* WHAT TO DO
Write the number of lines holding the word "mixed", and nothing else.
##### INFORMATION SHOWN #####
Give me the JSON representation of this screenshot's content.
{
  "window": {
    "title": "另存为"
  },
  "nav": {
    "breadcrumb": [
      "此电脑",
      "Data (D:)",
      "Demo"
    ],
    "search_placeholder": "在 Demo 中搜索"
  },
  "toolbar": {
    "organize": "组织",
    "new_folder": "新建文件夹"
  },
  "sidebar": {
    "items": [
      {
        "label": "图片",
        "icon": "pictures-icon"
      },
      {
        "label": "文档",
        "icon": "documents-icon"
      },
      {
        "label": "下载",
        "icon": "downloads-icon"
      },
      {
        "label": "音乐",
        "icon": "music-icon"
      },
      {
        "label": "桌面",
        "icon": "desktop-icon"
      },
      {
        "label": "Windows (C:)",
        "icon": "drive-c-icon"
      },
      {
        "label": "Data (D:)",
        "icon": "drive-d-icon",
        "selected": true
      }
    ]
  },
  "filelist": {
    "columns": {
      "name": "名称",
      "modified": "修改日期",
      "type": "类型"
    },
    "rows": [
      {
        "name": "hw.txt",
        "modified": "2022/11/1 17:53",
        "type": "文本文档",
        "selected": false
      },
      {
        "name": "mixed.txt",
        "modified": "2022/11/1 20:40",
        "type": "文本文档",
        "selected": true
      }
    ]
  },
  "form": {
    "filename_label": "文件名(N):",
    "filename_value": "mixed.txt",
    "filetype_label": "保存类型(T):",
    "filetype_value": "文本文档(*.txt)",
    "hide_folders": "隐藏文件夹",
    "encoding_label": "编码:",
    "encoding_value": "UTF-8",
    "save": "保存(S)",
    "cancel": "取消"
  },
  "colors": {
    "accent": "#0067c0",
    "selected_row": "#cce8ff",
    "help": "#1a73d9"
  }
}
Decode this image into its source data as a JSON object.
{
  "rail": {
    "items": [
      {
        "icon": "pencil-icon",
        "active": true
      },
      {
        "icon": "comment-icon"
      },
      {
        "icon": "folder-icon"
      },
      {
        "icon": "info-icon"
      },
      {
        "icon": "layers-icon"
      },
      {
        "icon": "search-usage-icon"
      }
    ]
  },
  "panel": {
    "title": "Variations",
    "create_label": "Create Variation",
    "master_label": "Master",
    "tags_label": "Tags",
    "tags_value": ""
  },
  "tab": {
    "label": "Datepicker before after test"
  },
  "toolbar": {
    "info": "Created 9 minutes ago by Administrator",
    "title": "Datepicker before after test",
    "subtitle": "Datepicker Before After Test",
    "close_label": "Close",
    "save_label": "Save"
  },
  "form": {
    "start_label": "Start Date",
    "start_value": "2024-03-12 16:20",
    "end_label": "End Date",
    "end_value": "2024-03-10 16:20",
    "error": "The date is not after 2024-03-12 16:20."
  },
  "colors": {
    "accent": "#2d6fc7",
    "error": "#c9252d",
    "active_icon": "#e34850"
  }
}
#####
* ANSWER TO THIS EXERCISE
2